(Data excerpts)
——————————
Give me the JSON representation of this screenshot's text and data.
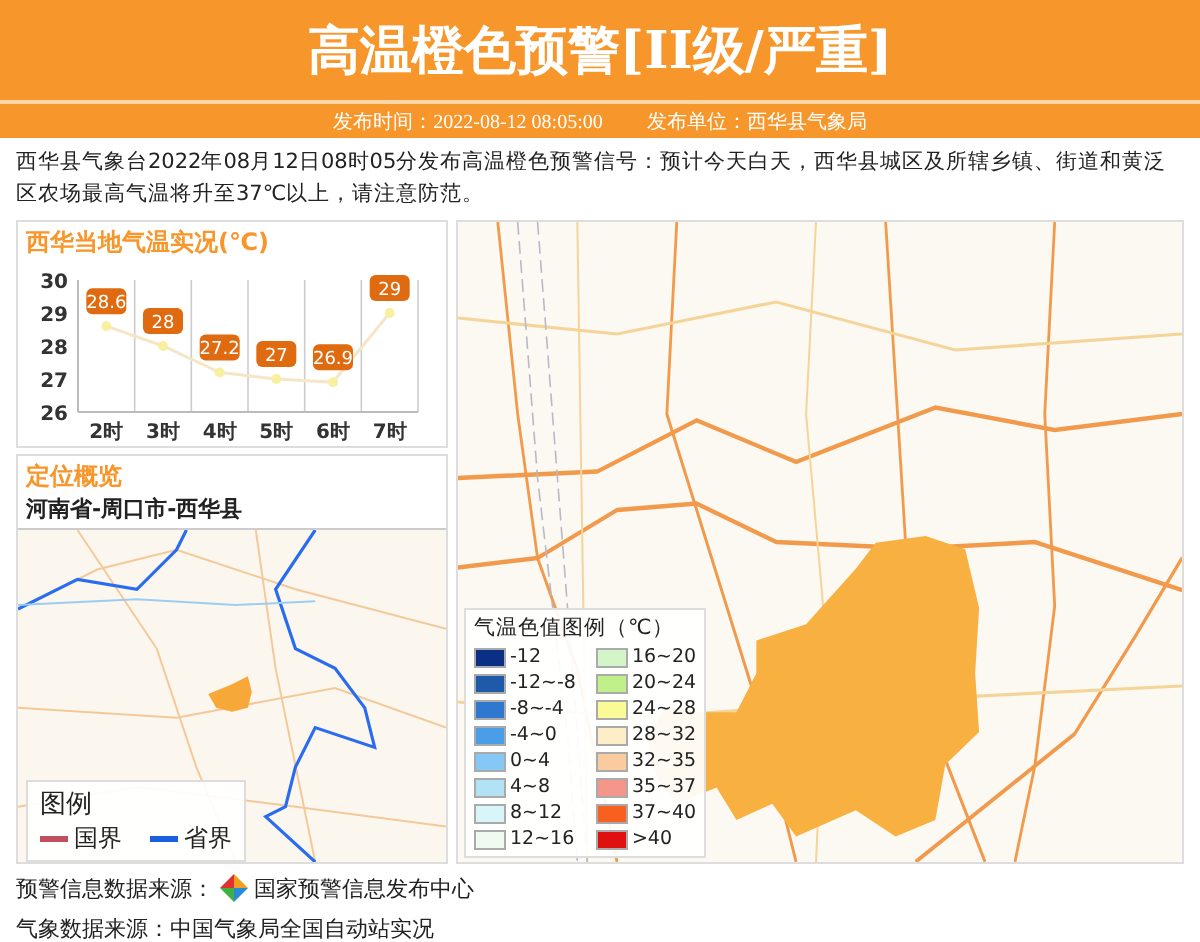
{
  "header": {
    "title": "高温橙色预警[II级/严重]",
    "time_label": "发布时间：2022-08-12 08:05:00",
    "unit_label": "发布单位：西华县气象局"
  },
  "description": "西华县气象台2022年08月12日08时05分发布高温橙色预警信号：预计今天白天，西华县城区及所辖乡镇、街道和黄泛区农场最高气温将升至37℃以上，请注意防范。",
  "temperature_panel": {
    "title": "西华当地气温实况(℃)",
    "chart_data": {
      "type": "line",
      "categories": [
        "2时",
        "3时",
        "4时",
        "5时",
        "6时",
        "7时"
      ],
      "series": [
        {
          "marker": "circle",
          "color": "#f5e6c8",
          "values": [
            28.6,
            28,
            27.2,
            27,
            26.9,
            29
          ]
        }
      ],
      "ylim": [
        26,
        30
      ],
      "yticks": [
        26,
        27,
        28,
        29,
        30
      ],
      "data_labels": true
    }
  },
  "location_panel": {
    "title": "定位概览",
    "region": "河南省-周口市-西华县",
    "legend": {
      "title": "图例",
      "items": [
        {
          "label": "国界",
          "color": "#c0505e"
        },
        {
          "label": "省界",
          "color": "#1a5fe0"
        }
      ]
    }
  },
  "temperature_legend": {
    "title": "气温色值图例（℃）",
    "items": [
      {
        "label": "-12",
        "color": "#0a2f85"
      },
      {
        "label": "-12~-8",
        "color": "#1f5aa8"
      },
      {
        "label": "-8~-4",
        "color": "#2f78d0"
      },
      {
        "label": "-4~0",
        "color": "#4a9ee8"
      },
      {
        "label": "0~4",
        "color": "#86c8f5"
      },
      {
        "label": "4~8",
        "color": "#b4e2f5"
      },
      {
        "label": "8~12",
        "color": "#d8f5fa"
      },
      {
        "label": "12~16",
        "color": "#eefbee"
      },
      {
        "label": "16~20",
        "color": "#d4f5c8"
      },
      {
        "label": "20~24",
        "color": "#c0f08a"
      },
      {
        "label": "24~28",
        "color": "#fafa96"
      },
      {
        "label": "28~32",
        "color": "#fdeec8"
      },
      {
        "label": "32~35",
        "color": "#fbcba0"
      },
      {
        "label": "35~37",
        "color": "#f4968a"
      },
      {
        "label": "37~40",
        "color": "#f86020"
      },
      {
        "label": ">40",
        "color": "#e01010"
      }
    ]
  },
  "footer": {
    "warning_source": "预警信息数据来源：",
    "warning_source_name": "国家预警信息发布中心",
    "weather_source": "气象数据来源：中国气象局全国自动站实况"
  }
}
——————————
Exercise objective
All preceding records should be duplicated verbatim, images excepted.

The response
Give me the JSON representation of this screenshot's text and data.
{
  "header": {
    "title": "高温橙色预警[II级/严重]",
    "time_label": "发布时间：2022-08-12 08:05:00",
    "unit_label": "发布单位：西华县气象局"
  },
  "description": "西华县气象台2022年08月12日08时05分发布高温橙色预警信号：预计今天白天，西华县城区及所辖乡镇、街道和黄泛区农场最高气温将升至37℃以上，请注意防范。",
  "temperature_panel": {
    "title": "西华当地气温实况(℃)",
    "chart_data": {
      "type": "line",
      "categories": [
        "2时",
        "3时",
        "4时",
        "5时",
        "6时",
        "7时"
      ],
      "series": [
        {
          "marker": "circle",
          "color": "#f5e6c8",
          "values": [
            28.6,
            28,
            27.2,
            27,
            26.9,
            29
          ]
        }
      ],
      "ylim": [
        26,
        30
      ],
      "yticks": [
        26,
        27,
        28,
        29,
        30
      ],
      "data_labels": true
    }
  },
  "location_panel": {
    "title": "定位概览",
    "region": "河南省-周口市-西华县",
    "legend": {
      "title": "图例",
      "items": [
        {
          "label": "国界",
          "color": "#c0505e"
        },
        {
          "label": "省界",
          "color": "#1a5fe0"
        }
      ]
    }
  },
  "temperature_legend": {
    "title": "气温色值图例（℃）",
    "items": [
      {
        "label": "-12",
        "color": "#0a2f85"
      },
      {
        "label": "-12~-8",
        "color": "#1f5aa8"
      },
      {
        "label": "-8~-4",
        "color": "#2f78d0"
      },
      {
        "label": "-4~0",
        "color": "#4a9ee8"
      },
      {
        "label": "0~4",
        "color": "#86c8f5"
      },
      {
        "label": "4~8",
        "color": "#b4e2f5"
      },
      {
        "label": "8~12",
        "color": "#d8f5fa"
      },
      {
        "label": "12~16",
        "color": "#eefbee"
      },
      {
        "label": "16~20",
        "color": "#d4f5c8"
      },
      {
        "label": "20~24",
        "color": "#c0f08a"
      },
      {
        "label": "24~28",
        "color": "#fafa96"
      },
      {
        "label": "28~32",
        "color": "#fdeec8"
      },
      {
        "label": "32~35",
        "color": "#fbcba0"
      },
      {
        "label": "35~37",
        "color": "#f4968a"
      },
      {
        "label": "37~40",
        "color": "#f86020"
      },
      {
        "label": ">40",
        "color": "#e01010"
      }
    ]
  },
  "footer": {
    "warning_source": "预警信息数据来源：",
    "warning_source_name": "国家预警信息发布中心",
    "weather_source": "气象数据来源：中国气象局全国自动站实况"
  }
}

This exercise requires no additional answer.